==== Text under study ====

Medicare Denied Claim: Referral Missing or Invalid
Does your notice say something like this?
"The authorization number is missing, invalid, or does not apply to the billed services"
"A referral is required for this service"
"No valid referral was found for this service"
If so, you're in the right place. Here's what it means and what to do.
What This Means
Your claim was denied because your health plan required a referral from your primary care provider (PCP) for this service, and the referral was either missing, expired, or didn’t match the service you received. Without a valid referral on file, the plan won’t pay for the visit.
This is primarily a Medicare Advantage issue. Original Medicare does not require referrals to see specialists.
Why This Happens
- Your PCP didn’t submit a referral. Your primary care provider may not have known you were seeing a specialist, or the referral process was overlooked.

==== Data shown ====

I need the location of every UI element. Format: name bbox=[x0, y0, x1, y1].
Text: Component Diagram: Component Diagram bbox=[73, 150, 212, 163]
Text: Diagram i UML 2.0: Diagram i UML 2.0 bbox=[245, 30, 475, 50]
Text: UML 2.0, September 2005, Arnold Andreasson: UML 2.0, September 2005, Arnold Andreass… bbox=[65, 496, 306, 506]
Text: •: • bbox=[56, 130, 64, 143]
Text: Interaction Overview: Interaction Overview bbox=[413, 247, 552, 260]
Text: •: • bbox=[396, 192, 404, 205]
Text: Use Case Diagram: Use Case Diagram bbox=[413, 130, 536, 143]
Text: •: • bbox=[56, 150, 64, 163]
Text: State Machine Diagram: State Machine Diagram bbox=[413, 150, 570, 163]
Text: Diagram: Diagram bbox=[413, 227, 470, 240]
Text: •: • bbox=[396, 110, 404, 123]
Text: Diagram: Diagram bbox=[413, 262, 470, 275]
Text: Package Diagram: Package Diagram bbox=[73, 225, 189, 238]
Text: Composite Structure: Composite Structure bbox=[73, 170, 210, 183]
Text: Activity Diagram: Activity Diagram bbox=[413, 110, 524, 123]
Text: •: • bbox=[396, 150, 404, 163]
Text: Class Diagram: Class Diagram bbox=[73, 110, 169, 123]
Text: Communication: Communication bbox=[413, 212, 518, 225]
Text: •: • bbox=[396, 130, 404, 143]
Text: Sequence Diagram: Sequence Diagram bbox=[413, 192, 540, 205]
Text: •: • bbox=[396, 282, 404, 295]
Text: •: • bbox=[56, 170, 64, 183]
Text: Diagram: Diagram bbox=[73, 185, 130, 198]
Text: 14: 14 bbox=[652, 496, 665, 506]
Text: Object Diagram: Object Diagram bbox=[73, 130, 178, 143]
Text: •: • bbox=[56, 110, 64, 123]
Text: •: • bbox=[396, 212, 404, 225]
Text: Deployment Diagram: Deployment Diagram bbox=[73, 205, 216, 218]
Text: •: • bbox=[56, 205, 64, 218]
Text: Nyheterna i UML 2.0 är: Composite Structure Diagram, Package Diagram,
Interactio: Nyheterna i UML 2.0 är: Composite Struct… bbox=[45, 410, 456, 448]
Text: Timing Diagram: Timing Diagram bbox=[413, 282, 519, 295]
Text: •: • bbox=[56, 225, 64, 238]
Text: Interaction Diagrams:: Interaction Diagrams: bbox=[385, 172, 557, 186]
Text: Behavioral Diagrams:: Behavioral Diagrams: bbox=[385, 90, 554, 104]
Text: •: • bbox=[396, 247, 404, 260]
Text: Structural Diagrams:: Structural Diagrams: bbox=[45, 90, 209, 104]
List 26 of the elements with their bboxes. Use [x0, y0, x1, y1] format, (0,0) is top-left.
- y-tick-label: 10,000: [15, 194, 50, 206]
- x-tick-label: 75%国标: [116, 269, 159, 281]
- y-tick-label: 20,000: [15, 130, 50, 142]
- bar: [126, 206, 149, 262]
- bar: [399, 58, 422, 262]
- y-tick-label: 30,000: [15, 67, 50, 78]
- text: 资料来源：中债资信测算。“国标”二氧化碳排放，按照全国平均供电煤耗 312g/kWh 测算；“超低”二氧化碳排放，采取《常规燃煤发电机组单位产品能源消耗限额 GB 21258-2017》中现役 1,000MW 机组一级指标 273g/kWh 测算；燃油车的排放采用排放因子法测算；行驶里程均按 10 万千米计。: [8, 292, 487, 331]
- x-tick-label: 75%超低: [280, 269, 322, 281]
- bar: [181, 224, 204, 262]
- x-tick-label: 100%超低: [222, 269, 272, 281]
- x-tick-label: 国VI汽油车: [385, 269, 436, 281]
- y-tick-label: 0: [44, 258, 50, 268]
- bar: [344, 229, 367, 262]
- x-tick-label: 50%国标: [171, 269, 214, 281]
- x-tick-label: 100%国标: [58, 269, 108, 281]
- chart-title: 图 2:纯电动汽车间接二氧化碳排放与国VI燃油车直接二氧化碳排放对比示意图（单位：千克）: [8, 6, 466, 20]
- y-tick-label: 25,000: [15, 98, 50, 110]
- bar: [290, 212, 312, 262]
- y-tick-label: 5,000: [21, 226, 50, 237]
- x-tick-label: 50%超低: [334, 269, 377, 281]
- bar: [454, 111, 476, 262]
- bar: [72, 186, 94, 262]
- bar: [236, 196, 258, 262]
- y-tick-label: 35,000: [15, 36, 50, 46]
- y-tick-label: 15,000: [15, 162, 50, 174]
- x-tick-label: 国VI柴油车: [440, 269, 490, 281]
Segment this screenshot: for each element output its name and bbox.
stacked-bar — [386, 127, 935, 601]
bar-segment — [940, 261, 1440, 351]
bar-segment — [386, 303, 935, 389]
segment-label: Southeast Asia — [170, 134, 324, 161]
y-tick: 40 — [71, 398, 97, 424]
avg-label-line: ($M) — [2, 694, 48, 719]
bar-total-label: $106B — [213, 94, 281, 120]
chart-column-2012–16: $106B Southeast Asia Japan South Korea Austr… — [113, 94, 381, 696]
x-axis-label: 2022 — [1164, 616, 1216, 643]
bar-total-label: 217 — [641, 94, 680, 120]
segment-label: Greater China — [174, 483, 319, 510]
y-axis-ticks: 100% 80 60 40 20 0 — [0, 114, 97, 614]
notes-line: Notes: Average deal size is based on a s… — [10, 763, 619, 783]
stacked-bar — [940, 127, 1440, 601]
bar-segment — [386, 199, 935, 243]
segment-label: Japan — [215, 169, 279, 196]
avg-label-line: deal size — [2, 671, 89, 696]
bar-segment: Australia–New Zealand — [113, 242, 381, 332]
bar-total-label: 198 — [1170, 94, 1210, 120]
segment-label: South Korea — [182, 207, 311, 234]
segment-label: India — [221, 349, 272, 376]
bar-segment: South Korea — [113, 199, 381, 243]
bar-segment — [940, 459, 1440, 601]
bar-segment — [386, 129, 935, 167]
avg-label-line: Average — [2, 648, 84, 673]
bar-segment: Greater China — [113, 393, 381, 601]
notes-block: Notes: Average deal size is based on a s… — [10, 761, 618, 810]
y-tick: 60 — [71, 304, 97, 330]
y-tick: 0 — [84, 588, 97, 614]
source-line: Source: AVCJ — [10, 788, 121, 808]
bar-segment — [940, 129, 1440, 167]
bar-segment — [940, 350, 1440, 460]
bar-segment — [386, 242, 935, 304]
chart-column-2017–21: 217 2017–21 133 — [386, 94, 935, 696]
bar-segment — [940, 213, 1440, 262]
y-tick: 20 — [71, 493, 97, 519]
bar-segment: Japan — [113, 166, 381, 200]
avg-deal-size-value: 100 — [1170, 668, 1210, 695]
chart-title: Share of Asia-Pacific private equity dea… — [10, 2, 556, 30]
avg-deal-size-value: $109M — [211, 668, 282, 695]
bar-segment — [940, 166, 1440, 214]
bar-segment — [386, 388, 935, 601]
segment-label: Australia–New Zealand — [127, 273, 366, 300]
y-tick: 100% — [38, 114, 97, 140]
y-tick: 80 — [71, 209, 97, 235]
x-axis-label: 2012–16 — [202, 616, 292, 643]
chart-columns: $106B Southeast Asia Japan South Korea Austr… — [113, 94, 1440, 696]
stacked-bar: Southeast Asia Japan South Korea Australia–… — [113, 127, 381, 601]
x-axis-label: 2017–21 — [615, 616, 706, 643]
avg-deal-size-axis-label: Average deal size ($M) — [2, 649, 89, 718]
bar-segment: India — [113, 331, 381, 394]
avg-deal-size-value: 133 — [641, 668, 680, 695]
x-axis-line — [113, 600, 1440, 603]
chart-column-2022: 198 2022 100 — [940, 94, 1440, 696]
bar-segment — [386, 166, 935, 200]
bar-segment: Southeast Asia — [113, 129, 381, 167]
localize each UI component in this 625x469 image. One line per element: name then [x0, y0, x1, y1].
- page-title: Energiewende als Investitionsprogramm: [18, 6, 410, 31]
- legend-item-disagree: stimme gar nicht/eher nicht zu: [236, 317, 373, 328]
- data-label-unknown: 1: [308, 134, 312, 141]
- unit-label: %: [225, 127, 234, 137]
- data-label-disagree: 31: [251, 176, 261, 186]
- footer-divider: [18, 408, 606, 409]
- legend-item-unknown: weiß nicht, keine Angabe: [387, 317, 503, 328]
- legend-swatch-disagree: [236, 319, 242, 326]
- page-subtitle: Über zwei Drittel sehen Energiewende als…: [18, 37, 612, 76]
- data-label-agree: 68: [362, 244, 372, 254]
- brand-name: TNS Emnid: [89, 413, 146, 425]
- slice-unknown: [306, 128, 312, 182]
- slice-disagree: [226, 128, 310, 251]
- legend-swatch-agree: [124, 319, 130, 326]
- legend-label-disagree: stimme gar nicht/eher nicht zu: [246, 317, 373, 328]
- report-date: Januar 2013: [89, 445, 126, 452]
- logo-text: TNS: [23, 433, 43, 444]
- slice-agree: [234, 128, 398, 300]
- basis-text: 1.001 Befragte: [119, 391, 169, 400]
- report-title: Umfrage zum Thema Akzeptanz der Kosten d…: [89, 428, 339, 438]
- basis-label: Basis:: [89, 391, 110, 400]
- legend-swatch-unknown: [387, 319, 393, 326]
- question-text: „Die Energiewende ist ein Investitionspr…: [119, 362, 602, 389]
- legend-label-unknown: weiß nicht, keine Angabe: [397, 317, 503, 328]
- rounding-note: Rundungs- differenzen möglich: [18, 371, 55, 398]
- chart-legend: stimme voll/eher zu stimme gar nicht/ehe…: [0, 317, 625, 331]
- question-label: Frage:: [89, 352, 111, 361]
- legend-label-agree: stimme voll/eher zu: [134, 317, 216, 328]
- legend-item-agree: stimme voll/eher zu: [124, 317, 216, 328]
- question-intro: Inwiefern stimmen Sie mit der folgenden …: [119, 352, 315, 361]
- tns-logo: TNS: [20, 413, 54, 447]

====

__Check your understanding__.
1. In the text on Medicare referral denials, list each sample wording of a denial notice that appears in quotation marks.
2. Repeat the passage of the text on Medicare referral denials starting with "Medicare Denied Claim: Referral" and going on through "to see specialists.".

__Results for the exercise__.
1.
- "The authorization number is missing, invalid, or does not apply to the billed services"
- "A referral is required for this service"
- "No valid referral was found for this service"

2.
Medicare Denied Claim: Referral Missing or Invalid
Does your notice say something like this?
"The authorization number is missing, invalid, or does not apply to the billed services"
"A referral is required for this service"
"No valid referral was found for this service"
If so, you're in the right place. Here's what it means and what to do.
What This Means
Your claim was denied because your health plan required a referral from your primary care provider (PCP) for this service, and the referral was either missing, expired, or didn’t match the service you received. Without a valid referral on file, the plan won’t pay for the visit.
This is primarily a Medicare Advantage issue. Original Medicare does not require referrals to see specialists.